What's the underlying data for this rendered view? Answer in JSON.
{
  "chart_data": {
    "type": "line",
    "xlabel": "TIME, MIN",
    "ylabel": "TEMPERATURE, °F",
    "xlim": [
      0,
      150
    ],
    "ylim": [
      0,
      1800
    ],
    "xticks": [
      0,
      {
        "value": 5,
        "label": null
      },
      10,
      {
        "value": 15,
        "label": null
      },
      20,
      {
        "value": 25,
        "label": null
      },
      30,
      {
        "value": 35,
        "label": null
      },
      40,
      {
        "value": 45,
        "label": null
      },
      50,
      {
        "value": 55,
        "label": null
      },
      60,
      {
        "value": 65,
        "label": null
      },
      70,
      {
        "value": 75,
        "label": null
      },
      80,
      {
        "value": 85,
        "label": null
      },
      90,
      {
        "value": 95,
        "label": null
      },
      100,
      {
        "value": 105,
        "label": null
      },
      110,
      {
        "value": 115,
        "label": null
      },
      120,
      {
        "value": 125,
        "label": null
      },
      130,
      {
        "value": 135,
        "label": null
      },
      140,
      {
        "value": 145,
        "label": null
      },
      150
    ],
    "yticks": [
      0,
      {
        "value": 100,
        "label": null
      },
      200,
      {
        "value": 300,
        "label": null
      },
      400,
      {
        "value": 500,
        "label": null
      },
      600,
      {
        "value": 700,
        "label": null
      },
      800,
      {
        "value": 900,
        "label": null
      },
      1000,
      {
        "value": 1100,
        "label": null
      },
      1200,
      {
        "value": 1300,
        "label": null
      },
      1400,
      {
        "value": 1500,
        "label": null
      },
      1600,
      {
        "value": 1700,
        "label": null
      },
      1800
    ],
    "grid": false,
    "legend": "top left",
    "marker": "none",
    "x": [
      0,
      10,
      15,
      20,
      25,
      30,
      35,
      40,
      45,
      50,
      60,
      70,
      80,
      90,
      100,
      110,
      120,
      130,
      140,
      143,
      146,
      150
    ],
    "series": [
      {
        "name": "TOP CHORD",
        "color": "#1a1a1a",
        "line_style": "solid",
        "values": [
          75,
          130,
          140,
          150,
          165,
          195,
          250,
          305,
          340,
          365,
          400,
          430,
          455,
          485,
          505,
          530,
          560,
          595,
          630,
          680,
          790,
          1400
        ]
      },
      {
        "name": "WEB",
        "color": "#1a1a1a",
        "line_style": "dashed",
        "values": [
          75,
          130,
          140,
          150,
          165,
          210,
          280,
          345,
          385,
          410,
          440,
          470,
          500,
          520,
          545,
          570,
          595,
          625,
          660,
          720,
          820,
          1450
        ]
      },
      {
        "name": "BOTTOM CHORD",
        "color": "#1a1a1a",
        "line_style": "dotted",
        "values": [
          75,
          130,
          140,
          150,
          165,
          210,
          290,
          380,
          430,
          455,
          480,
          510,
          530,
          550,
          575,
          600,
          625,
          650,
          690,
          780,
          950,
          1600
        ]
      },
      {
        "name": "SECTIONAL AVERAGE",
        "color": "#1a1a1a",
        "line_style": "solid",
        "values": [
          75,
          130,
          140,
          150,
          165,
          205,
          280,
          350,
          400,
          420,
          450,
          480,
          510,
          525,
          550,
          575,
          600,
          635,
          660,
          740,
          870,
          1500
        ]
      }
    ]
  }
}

------------------------------------------------------------

§ **PROBLEM DETAILS**
The records above should be duplicated in full, exactly as given.

§ **FINISHED EXERCISE**
What's the underlying data for this rendered view? Answer in JSON.
{
  "chart_data": {
    "type": "line",
    "xlabel": "TIME, MIN",
    "ylabel": "TEMPERATURE, °F",
    "xlim": [
      0,
      150
    ],
    "ylim": [
      0,
      1800
    ],
    "xticks": [
      0,
      {
        "value": 5,
        "label": null
      },
      10,
      {
        "value": 15,
        "label": null
      },
      20,
      {
        "value": 25,
        "label": null
      },
      30,
      {
        "value": 35,
        "label": null
      },
      40,
      {
        "value": 45,
        "label": null
      },
      50,
      {
        "value": 55,
        "label": null
      },
      60,
      {
        "value": 65,
        "label": null
      },
      70,
      {
        "value": 75,
        "label": null
      },
      80,
      {
        "value": 85,
        "label": null
      },
      90,
      {
        "value": 95,
        "label": null
      },
      100,
      {
        "value": 105,
        "label": null
      },
      110,
      {
        "value": 115,
        "label": null
      },
      120,
      {
        "value": 125,
        "label": null
      },
      130,
      {
        "value": 135,
        "label": null
      },
      140,
      {
        "value": 145,
        "label": null
      },
      150
    ],
    "yticks": [
      0,
      {
        "value": 100,
        "label": null
      },
      200,
      {
        "value": 300,
        "label": null
      },
      400,
      {
        "value": 500,
        "label": null
      },
      600,
      {
        "value": 700,
        "label": null
      },
      800,
      {
        "value": 900,
        "label": null
      },
      1000,
      {
        "value": 1100,
        "label": null
      },
      1200,
      {
        "value": 1300,
        "label": null
      },
      1400,
      {
        "value": 1500,
        "label": null
      },
      1600,
      {
        "value": 1700,
        "label": null
      },
      1800
    ],
    "grid": false,
    "legend": "top left",
    "marker": "none",
    "x": [
      0,
      10,
      15,
      20,
      25,
      30,
      35,
      40,
      45,
      50,
      60,
      70,
      80,
      90,
      100,
      110,
      120,
      130,
      140,
      143,
      146,
      150
    ],
    "series": [
      {
        "name": "TOP CHORD",
        "color": "#1a1a1a",
        "line_style": "solid",
        "values": [
          75,
          130,
          140,
          150,
          165,
          195,
          250,
          305,
          340,
          365,
          400,
          430,
          455,
          485,
          505,
          530,
          560,
          595,
          630,
          680,
          790,
          1400
        ]
      },
      {
        "name": "WEB",
        "color": "#1a1a1a",
        "line_style": "dashed",
        "values": [
          75,
          130,
          140,
          150,
          165,
          210,
          280,
          345,
          385,
          410,
          440,
          470,
          500,
          520,
          545,
          570,
          595,
          625,
          660,
          720,
          820,
          1450
        ]
      },
      {
        "name": "BOTTOM CHORD",
        "color": "#1a1a1a",
        "line_style": "dotted",
        "values": [
          75,
          130,
          140,
          150,
          165,
          210,
          290,
          380,
          430,
          455,
          480,
          510,
          530,
          550,
          575,
          600,
          625,
          650,
          690,
          780,
          950,
          1600
        ]
      },
      {
        "name": "SECTIONAL AVERAGE",
        "color": "#1a1a1a",
        "line_style": "solid",
        "values": [
          75,
          130,
          140,
          150,
          165,
          205,
          280,
          350,
          400,
          420,
          450,
          480,
          510,
          525,
          550,
          575,
          600,
          635,
          660,
          740,
          870,
          1500
        ]
      }
    ]
  }
}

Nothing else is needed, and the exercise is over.